%%

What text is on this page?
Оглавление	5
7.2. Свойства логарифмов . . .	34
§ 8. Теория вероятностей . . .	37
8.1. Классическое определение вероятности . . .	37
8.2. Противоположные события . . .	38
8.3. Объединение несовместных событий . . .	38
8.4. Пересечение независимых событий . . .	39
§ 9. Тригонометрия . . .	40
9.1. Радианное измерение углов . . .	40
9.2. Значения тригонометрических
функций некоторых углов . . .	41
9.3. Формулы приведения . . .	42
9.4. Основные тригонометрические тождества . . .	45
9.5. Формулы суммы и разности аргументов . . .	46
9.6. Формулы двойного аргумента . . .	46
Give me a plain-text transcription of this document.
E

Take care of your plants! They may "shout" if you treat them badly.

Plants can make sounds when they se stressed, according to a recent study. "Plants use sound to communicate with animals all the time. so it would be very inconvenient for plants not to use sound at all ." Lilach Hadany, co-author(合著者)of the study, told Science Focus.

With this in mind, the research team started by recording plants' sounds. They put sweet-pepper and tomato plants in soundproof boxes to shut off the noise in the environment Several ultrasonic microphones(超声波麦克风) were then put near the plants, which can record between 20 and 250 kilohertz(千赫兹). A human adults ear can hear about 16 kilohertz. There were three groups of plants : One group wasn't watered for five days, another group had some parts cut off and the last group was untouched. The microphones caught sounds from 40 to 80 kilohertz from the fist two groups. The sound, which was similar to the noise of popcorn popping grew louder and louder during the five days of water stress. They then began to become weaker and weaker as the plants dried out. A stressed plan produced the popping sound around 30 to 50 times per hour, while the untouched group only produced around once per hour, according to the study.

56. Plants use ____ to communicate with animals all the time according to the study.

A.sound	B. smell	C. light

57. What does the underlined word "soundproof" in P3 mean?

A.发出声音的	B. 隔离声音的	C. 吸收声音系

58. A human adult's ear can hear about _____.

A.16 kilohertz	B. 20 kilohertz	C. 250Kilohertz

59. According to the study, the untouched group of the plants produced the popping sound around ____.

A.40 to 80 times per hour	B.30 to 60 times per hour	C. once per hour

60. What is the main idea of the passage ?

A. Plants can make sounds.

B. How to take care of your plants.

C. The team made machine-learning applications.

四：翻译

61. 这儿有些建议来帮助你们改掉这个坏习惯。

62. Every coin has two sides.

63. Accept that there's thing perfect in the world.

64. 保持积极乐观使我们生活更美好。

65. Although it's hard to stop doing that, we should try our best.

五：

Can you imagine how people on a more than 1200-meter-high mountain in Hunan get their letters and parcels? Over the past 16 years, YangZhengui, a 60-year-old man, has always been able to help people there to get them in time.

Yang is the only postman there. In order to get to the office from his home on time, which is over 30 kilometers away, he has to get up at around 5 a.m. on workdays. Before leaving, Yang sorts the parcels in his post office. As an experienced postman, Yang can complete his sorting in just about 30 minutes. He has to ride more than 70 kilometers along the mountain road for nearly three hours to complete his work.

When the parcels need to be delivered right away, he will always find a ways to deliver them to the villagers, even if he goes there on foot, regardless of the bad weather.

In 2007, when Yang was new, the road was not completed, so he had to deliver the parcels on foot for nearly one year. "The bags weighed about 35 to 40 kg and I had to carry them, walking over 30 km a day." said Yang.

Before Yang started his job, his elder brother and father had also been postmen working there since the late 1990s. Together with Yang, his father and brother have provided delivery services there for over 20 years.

%%

Work required
Copy every record above exactly as it appears.

Task answer
What text is on this page?
Оглавление	5
7.2. Свойства логарифмов . . .	34
§ 8. Теория вероятностей . . .	37
8.1. Классическое определение вероятности . . .	37
8.2. Противоположные события . . .	38
8.3. Объединение несовместных событий . . .	38
8.4. Пересечение независимых событий . . .	39
§ 9. Тригонометрия . . .	40
9.1. Радианное измерение углов . . .	40
9.2. Значения тригонометрических
функций некоторых углов . . .	41
9.3. Формулы приведения . . .	42
9.4. Основные тригонометрические тождества . . .	45
9.5. Формулы суммы и разности аргументов . . .	46
9.6. Формулы двойного аргумента . . .	46
Give me a plain-text transcription of this document.
E

Take care of your plants! They may "shout" if you treat them badly.

Plants can make sounds when they se stressed, according to a recent study. "Plants use sound to communicate with animals all the time. so it would be very inconvenient for plants not to use sound at all ." Lilach Hadany, co-author(合著者)of the study, told Science Focus.

With this in mind, the research team started by recording plants' sounds. They put sweet-pepper and tomato plants in soundproof boxes to shut off the noise in the environment Several ultrasonic microphones(超声波麦克风) were then put near the plants, which can record between 20 and 250 kilohertz(千赫兹). A human adults ear can hear about 16 kilohertz. There were three groups of plants : One group wasn't watered for five days, another group had some parts cut off and the last group was untouched. The microphones caught sounds from 40 to 80 kilohertz from the fist two groups. The sound, which was similar to the noise of popcorn popping grew louder and louder during the five days of water stress. They then began to become weaker and weaker as the plants dried out. A stressed plan produced the popping sound around 30 to 50 times per hour, while the untouched group only produced around once per hour, according to the study.

56. Plants use ____ to communicate with animals all the time according to the study.

A.sound	B. smell	C. light

57. What does the underlined word "soundproof" in P3 mean?

A.发出声音的	B. 隔离声音的	C. 吸收声音系

58. A human adult's ear can hear about _____.

A.16 kilohertz	B. 20 kilohertz	C. 250Kilohertz

59. According to the study, the untouched group of the plants produced the popping sound around ____.

A.40 to 80 times per hour	B.30 to 60 times per hour	C. once per hour

60. What is the main idea of the passage ?

A. Plants can make sounds.

B. How to take care of your plants.

C. The team made machine-learning applications.

四：翻译

61. 这儿有些建议来帮助你们改掉这个坏习惯。

62. Every coin has two sides.

63. Accept that there's thing perfect in the world.

64. 保持积极乐观使我们生活更美好。

65. Although it's hard to stop doing that, we should try our best.

五：

Can you imagine how people on a more than 1200-meter-high mountain in Hunan get their letters and parcels? Over the past 16 years, YangZhengui, a 60-year-old man, has always been able to help people there to get them in time.

Yang is the only postman there. In order to get to the office from his home on time, which is over 30 kilometers away, he has to get up at around 5 a.m. on workdays. Before leaving, Yang sorts the parcels in his post office. As an experienced postman, Yang can complete his sorting in just about 30 minutes. He has to ride more than 70 kilometers along the mountain road for nearly three hours to complete his work.

When the parcels need to be delivered right away, he will always find a ways to deliver them to the villagers, even if he goes there on foot, regardless of the bad weather.

In 2007, when Yang was new, the road was not completed, so he had to deliver the parcels on foot for nearly one year. "The bags weighed about 35 to 40 kg and I had to carry them, walking over 30 km a day." said Yang.

Before Yang started his job, his elder brother and father had also been postmen working there since the late 1990s. Together with Yang, his father and brother have provided delivery services there for over 20 years.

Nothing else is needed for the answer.